* PASSAGE SHOWN:
— start —
# TT Scale Primer



## Lownen (Mar 28, 2008)

When I first came here, I was impressed by the fact that TT scale was listed in the "other scales" on this forum's heading. Because of the confusion some people have shown between the tiny new Japanese T gauge (new in 2008) trains being discussed here and TT scale, I thought I'd post a primer on TT for you all.

TT scale is 1:120 scale (although British TT, more commonly known as 3mm scale is 1:101). This places TT scale in size between HO at 1:87.1 and N which is 1:160. At 1:120 scale one inch equals ten feet; a scale which I believe was commonly used in drafting. TT was invented by Hal Joyce, a former automotive engineer, in 1946. His company, H.P. Products (not affiliated with Hewlett Packard) produced American prototype trains in kit form. Most of the competition in TT also emerged in kit form. TT was pushed out of the North American market in the late 1960s or early 1970s by companies evangelizing N scale. However, many people believe that this would not have occurred if there had been Ready To Run TT products available.
— end —
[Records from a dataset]
— start —
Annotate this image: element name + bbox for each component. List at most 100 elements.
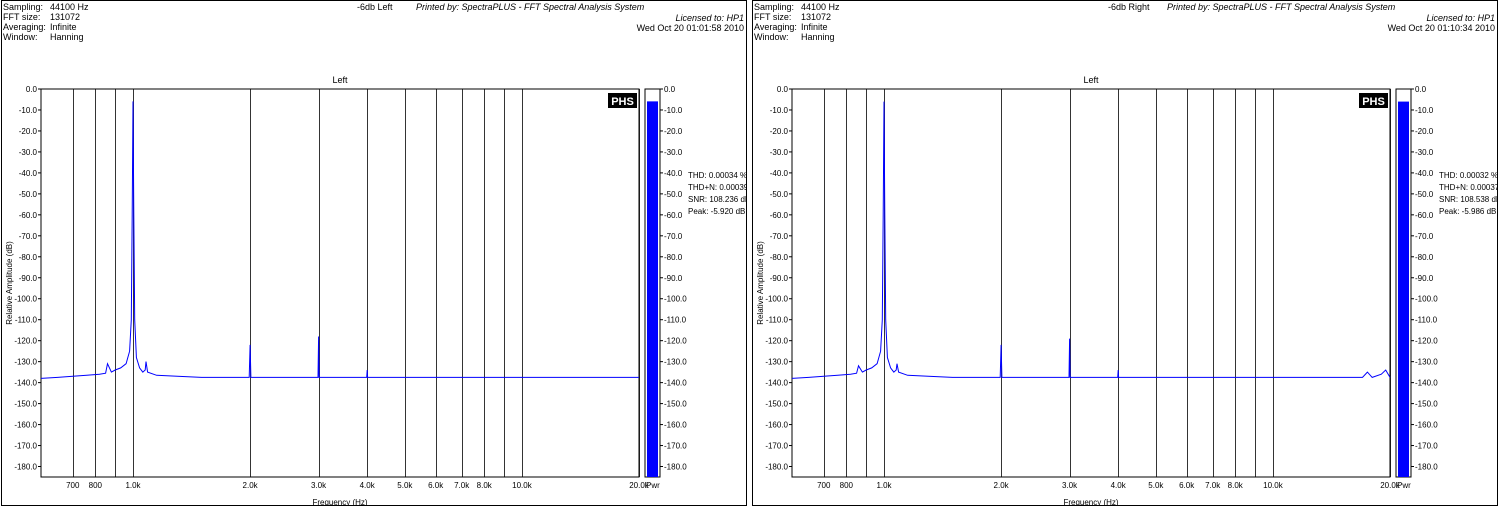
pwr-tick-label: -50.0 xyxy=(664,190,683,199)
pwr-tick-label: -180.0 xyxy=(664,463,687,472)
pwr-bar-fill xyxy=(1398,101,1409,477)
y-tick-label: 0.0 xyxy=(26,85,38,94)
pwr-tick-label: -40.0 xyxy=(664,169,683,178)
pwr-tick-label: 0.0 xyxy=(1415,85,1427,94)
y-tick-label: -90.0 xyxy=(19,274,38,283)
pwr-tick-label: -90.0 xyxy=(1415,274,1434,283)
pwr-bar-label: Pwr xyxy=(646,481,660,490)
x-tick-label: 2.0k xyxy=(243,481,259,490)
spectrum-panel-right: Sampling: 44100 Hz FFT size: 131072 Aver… xyxy=(752,0,1498,506)
y-tick-label: -50.0 xyxy=(19,190,38,199)
x-tick-label: 2.0k xyxy=(994,481,1010,490)
pwr-tick-label: -140.0 xyxy=(1415,379,1438,388)
x-tick-label: 5.0k xyxy=(1148,481,1164,490)
pwr-tick-label: -160.0 xyxy=(664,421,687,430)
x-tick-label: 7.0k xyxy=(454,481,470,490)
pwr-tick-label: -170.0 xyxy=(664,442,687,451)
y-tick-label: -100.0 xyxy=(14,295,37,304)
pwr-tick-label: -10.0 xyxy=(1415,106,1434,115)
x-tick-label: 4.0k xyxy=(360,481,376,490)
y-tick-label: -80.0 xyxy=(770,253,789,262)
x-tick-label: 4.0k xyxy=(1111,481,1127,490)
x-axis-label: Frequency (Hz) xyxy=(312,498,367,505)
plot-area xyxy=(791,88,1391,478)
y-tick-label: -130.0 xyxy=(14,358,37,367)
x-tick-label: 800 xyxy=(89,481,103,490)
pwr-tick-label: 0.0 xyxy=(664,85,676,94)
spectrum-chart: Left 0.0 -10.0 -20.0 -30.0 -40.0 -50.0 -60.0 -70… xyxy=(5,75,746,505)
pwr-tick-label: -20.0 xyxy=(1415,127,1434,136)
pwr-tick-label: -100.0 xyxy=(1415,295,1438,304)
x-tick-label: 6.0k xyxy=(1179,481,1195,490)
y-tick-label: -160.0 xyxy=(765,421,788,430)
pwr-tick-label: -30.0 xyxy=(1415,148,1434,157)
pwr-bar-label: Pwr xyxy=(1397,481,1411,490)
stat-peak: Peak: -5.986 dB xyxy=(1439,207,1496,216)
x-tick-label: 5.0k xyxy=(397,481,413,490)
y-tick-label: -10.0 xyxy=(19,106,38,115)
y-tick-label: -170.0 xyxy=(14,442,37,451)
x-tick-label: 10.0k xyxy=(512,481,533,490)
x-tick-label: 1.0k xyxy=(125,481,141,490)
pwr-tick-label: -10.0 xyxy=(664,106,683,115)
pwr-bar-fill xyxy=(647,101,658,477)
y-tick-label: -50.0 xyxy=(770,190,789,199)
pwr-tick-label: -130.0 xyxy=(664,358,687,367)
pwr-tick-label: -150.0 xyxy=(664,400,687,409)
x-tick-label: 8.0k xyxy=(477,481,493,490)
y-tick-label: -110.0 xyxy=(766,316,789,325)
stat-thd: THD: 0.00032 % xyxy=(1439,171,1497,180)
pwr-tick-label: -70.0 xyxy=(664,232,683,241)
y-tick-label: -70.0 xyxy=(770,232,789,241)
pwr-tick-label: -90.0 xyxy=(664,274,683,283)
y-tick-label: -10.0 xyxy=(770,106,789,115)
y-tick-label: 0.0 xyxy=(777,85,789,94)
y-tick-label: -30.0 xyxy=(770,148,789,157)
phs-logo: PHS xyxy=(608,93,637,108)
stat-thdn: THD+N: 0.00039 xyxy=(688,183,746,192)
spectrum-panel-left: Sampling: 44100 Hz FFT size: 131072 Aver… xyxy=(1,0,747,506)
x-tick-label: 3.0k xyxy=(1062,481,1078,490)
pwr-tick-label: -80.0 xyxy=(664,253,683,262)
y-axis-label: Relative Amplitude (dB) xyxy=(756,241,765,325)
pwr-tick-label: -40.0 xyxy=(1415,169,1434,178)
x-tick-label: 3.0k xyxy=(311,481,327,490)
y-tick-label: -120.0 xyxy=(14,337,37,346)
pwr-tick-label: -140.0 xyxy=(664,379,687,388)
y-tick-label: -120.0 xyxy=(765,337,788,346)
spectrum-chart: Left 0.0 -10.0 -20.0 -30.0 -40.0 -50.0 -60.0 -70… xyxy=(756,75,1497,505)
y-tick-label: -20.0 xyxy=(19,127,38,136)
y-tick-label: -60.0 xyxy=(770,211,789,220)
pwr-tick-label: -160.0 xyxy=(1415,421,1438,430)
pwr-tick-label: -20.0 xyxy=(664,127,683,136)
y-tick-label: -40.0 xyxy=(770,169,789,178)
pwr-tick-label: -120.0 xyxy=(1415,337,1438,346)
y-tick-label: -80.0 xyxy=(19,253,38,262)
y-tick-label: -60.0 xyxy=(19,211,38,220)
plot-area xyxy=(40,88,640,478)
x-tick-label: 1.0k xyxy=(876,481,892,490)
pwr-tick-label: -120.0 xyxy=(664,337,687,346)
chart-title: Left xyxy=(332,75,348,85)
y-tick-label: -140.0 xyxy=(14,379,37,388)
y-tick-label: -110.0 xyxy=(15,316,38,325)
stat-thd: THD: 0.00034 % xyxy=(688,171,746,180)
x-tick-label: 8.0k xyxy=(1228,481,1244,490)
x-tick-label: 6.0k xyxy=(428,481,444,490)
pwr-tick-label: -130.0 xyxy=(1415,358,1438,367)
y-tick-label: -160.0 xyxy=(14,421,37,430)
y-tick-label: -140.0 xyxy=(765,379,788,388)
phs-logo: PHS xyxy=(1359,93,1388,108)
x-tick-label: 700 xyxy=(66,481,80,490)
pwr-tick-label: -110.0 xyxy=(664,316,687,325)
pwr-tick-label: -60.0 xyxy=(1415,211,1434,220)
phs-logo-text: PHS xyxy=(611,96,634,108)
y-tick-label: -100.0 xyxy=(765,295,788,304)
stat-thdn: THD+N: 0.00037 xyxy=(1439,183,1497,192)
pwr-tick-label: -50.0 xyxy=(1415,190,1434,199)
pwr-tick-label: -110.0 xyxy=(1415,316,1438,325)
pwr-tick-label: -60.0 xyxy=(664,211,683,220)
pwr-tick-label: -150.0 xyxy=(1415,400,1438,409)
y-tick-label: -170.0 xyxy=(765,442,788,451)
pwr-tick-label: -100.0 xyxy=(664,295,687,304)
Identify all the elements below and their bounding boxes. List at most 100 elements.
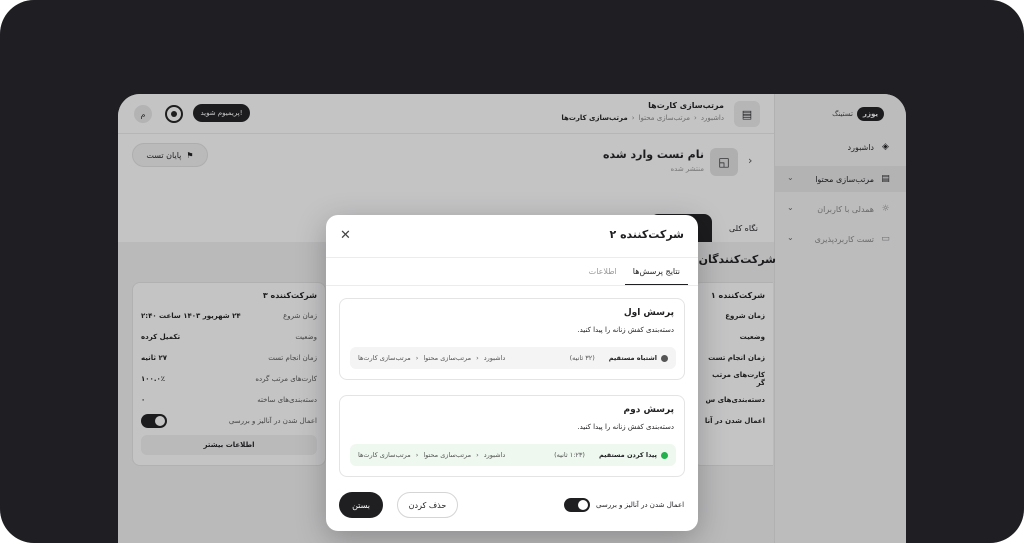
tab-question-results[interactable]: نتایج پرسش‌ها — [624, 260, 688, 286]
bulb-icon: ☼ — [881, 204, 890, 214]
path-item: مرتب‌سازی کارت‌ها — [358, 451, 411, 459]
card-sort-icon: ▤ — [881, 174, 890, 184]
detail-row: زمان شروع ۲۴ شهریور ۱۴۰۳ ساعت ۲:۴۰ — [141, 305, 317, 326]
path-item: مرتب‌سازی محتوا — [423, 354, 472, 362]
more-info-button[interactable]: اطلاعات بیشتر — [141, 435, 317, 455]
detail-row: دسته‌بندی‌های ساخته ۰ — [141, 389, 317, 410]
detail-label: کارت‌های مرتب گرده — [255, 374, 317, 383]
sidebar-item-label: داشبورد — [847, 142, 874, 152]
path-item: داشبورد — [483, 354, 506, 362]
participant-card: شرکت‌کننده ۱ زمان شروع وضعیت زمان انجام … — [693, 282, 773, 466]
chevron-left-icon: ‹ — [631, 114, 635, 122]
chevron-down-icon: ⌄ — [787, 203, 794, 212]
toggle-label: اعمال شدن در آنالیز و بررسی — [596, 501, 685, 509]
detail-row: اعمال شدن در آنا — [702, 410, 765, 431]
divider — [326, 285, 698, 286]
path-item: مرتب‌سازی کارت‌ها — [358, 354, 411, 362]
question-title: پرسش اول — [623, 308, 674, 318]
breadcrumb-item[interactable]: داشبورد — [701, 114, 724, 122]
brand-logo[interactable]: یوزر تستینگ — [832, 107, 884, 121]
page-title: مرتب‌سازی کارت‌ها — [648, 101, 724, 110]
detail-row: دسته‌بندی‌های س — [702, 389, 765, 410]
sidebar-item-empathy[interactable]: ☼ همدلی با کاربران ⌄ — [775, 196, 906, 222]
card-sort-icon: ▤ — [734, 101, 760, 127]
chevron-left-icon: ‹ — [476, 451, 479, 459]
tab-overview[interactable]: نگاه کلی — [716, 214, 771, 242]
detail-value: ۲۴ شهریور ۱۴۰۳ ساعت ۲:۴۰ — [141, 311, 241, 320]
analysis-toggle[interactable] — [564, 498, 590, 512]
detail-row: زمان انجام تست — [702, 347, 765, 368]
test-status: منتشر شده — [670, 165, 704, 173]
end-test-button[interactable]: پایان تست ⚑ — [132, 143, 208, 167]
detail-value: تکمیل کرده — [141, 332, 181, 341]
detail-value: ۰ — [141, 395, 146, 404]
chevron-down-icon: ⌄ — [787, 173, 794, 182]
target-icon[interactable] — [165, 105, 183, 123]
premium-button[interactable]: پریمیوم شوید! — [193, 104, 250, 122]
result-status: اشتباه مستقیم — [609, 354, 668, 362]
close-icon[interactable]: ✕ — [340, 228, 351, 243]
detail-row: کارت‌های مرتب گرده ۱۰۰.۰٪ — [141, 368, 317, 389]
question-result: پیدا کردن مستقیم (۱:۲۳ ثانیه) داشبورد ‹ م… — [350, 444, 676, 466]
detail-label: زمان انجام تست — [708, 353, 765, 362]
result-label: پیدا کردن مستقیم — [598, 451, 657, 459]
participant-title: شرکت‌کننده ۳ — [262, 291, 317, 300]
detail-row: اعمال شدن در آنالیز و بررسی — [141, 410, 317, 431]
result-path: داشبورد ‹ مرتب‌سازی محتوا ‹ مرتب‌سازی کارت… — [358, 354, 505, 362]
brand-text: تستینگ — [832, 110, 853, 118]
chevron-left-icon: ‹ — [476, 354, 479, 362]
divider — [326, 257, 698, 258]
detail-label: وضعیت — [295, 332, 317, 341]
result-time: (۱:۲۳ ثانیه) — [554, 451, 585, 459]
tab-info[interactable]: اطلاعات — [581, 260, 625, 286]
test-icon: ◱ — [710, 148, 738, 176]
question-text: دسته‌بندی کفش زنانه را پیدا کنید. — [577, 423, 674, 431]
toggle-label: اعمال شدن در آنالیز و بررسی — [228, 416, 317, 425]
detail-value: ۱۰۰.۰٪ — [141, 374, 166, 383]
result-status: پیدا کردن مستقیم — [599, 451, 668, 459]
question-card: پرسش اول دسته‌بندی کفش زنانه را پیدا کنی… — [339, 298, 685, 380]
detail-label: زمان شروع — [283, 311, 317, 320]
result-label: اشتباه مستقیم — [608, 354, 657, 362]
participant-title: شرکت‌کننده ۱ — [710, 291, 765, 300]
sidebar-item-content-sort[interactable]: ▤ مرتب‌سازی محتوا ⌄ — [775, 166, 906, 192]
detail-label: زمان شروع — [725, 311, 765, 320]
sidebar-item-label: مرتب‌سازی محتوا — [815, 174, 874, 184]
path-item: مرتب‌سازی محتوا — [423, 451, 472, 459]
detail-label: وضعیت — [739, 332, 765, 341]
sidebar: یوزر تستینگ ◈ داشبورد ▤ مرتب‌سازی محتوا … — [774, 94, 906, 543]
test-name: نام تست وارد شده — [602, 148, 704, 161]
chevron-down-icon: ⌄ — [787, 233, 794, 242]
participant-modal: ✕ شرکت‌کننده ۲ نتایج پرسش‌ها اطلاعات پرس… — [326, 215, 698, 531]
detail-row: وضعیت تکمیل کرده — [141, 326, 317, 347]
delete-button[interactable]: حذف کردن — [397, 492, 458, 518]
modal-tabs: نتایج پرسش‌ها اطلاعات — [581, 260, 688, 286]
brand-pill: یوزر — [856, 107, 884, 121]
avatar[interactable]: م — [134, 105, 152, 123]
detail-label: دسته‌بندی‌های س — [705, 395, 765, 404]
detail-row: زمان شروع — [702, 305, 765, 326]
breadcrumb: داشبورد ‹ مرتب‌سازی محتوا ‹ مرتب‌سازی کا… — [561, 114, 724, 122]
question-title: پرسش دوم — [623, 405, 675, 415]
status-dot-icon — [661, 451, 668, 459]
close-button[interactable]: بستن — [339, 492, 383, 518]
question-card: پرسش دوم دسته‌بندی کفش زنانه را پیدا کنی… — [339, 395, 685, 477]
sidebar-item-dashboard[interactable]: ◈ داشبورد — [775, 134, 906, 160]
detail-label: دسته‌بندی‌های ساخته — [257, 395, 317, 404]
detail-label: کارت‌های مرتب گر — [712, 370, 765, 387]
chevron-left-icon: ‹ — [415, 451, 419, 459]
section-title: شرکت‌کنندگان — [698, 253, 776, 266]
participant-card: شرکت‌کننده ۳ زمان شروع ۲۴ شهریور ۱۴۰۳ ساع… — [132, 282, 326, 466]
chevron-right-icon[interactable]: › — [748, 154, 752, 167]
sidebar-item-label: تست کاربردپذیری — [814, 234, 874, 244]
detail-row: کارت‌های مرتب گر — [702, 368, 765, 389]
path-item: داشبورد — [483, 451, 506, 459]
detail-label: اعمال شدن در آنا — [704, 416, 765, 425]
breadcrumb-current: مرتب‌سازی کارت‌ها — [561, 114, 628, 122]
analysis-toggle[interactable] — [141, 413, 167, 428]
question-result: اشتباه مستقیم (۳۲ ثانیه) داشبورد ‹ مرتب‌س… — [350, 347, 676, 369]
breadcrumb-item[interactable]: مرتب‌سازی محتوا — [639, 114, 690, 122]
sidebar-item-usability[interactable]: ▭ تست کاربردپذیری ⌄ — [775, 226, 906, 252]
sidebar-item-label: همدلی با کاربران — [817, 204, 874, 214]
end-test-label: پایان تست — [146, 150, 182, 160]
— end —
* DESCRIPTION OF THE TASK: Summarize the forum post on TT scale in two sentences.

* SOLVED PROBLEM: TT scale is 1:120, with British TT (more commonly known as 3mm scale) at 1:101, which puts it in size between HO at 1:87.1 and N at 1:160. Hal Joyce invented it in 1946, and his company, H.P. Products, sold American prototype trains in kit form, but TT was pushed out of the North American market in the late 1960s or early 1970s by companies evangelizing N scale.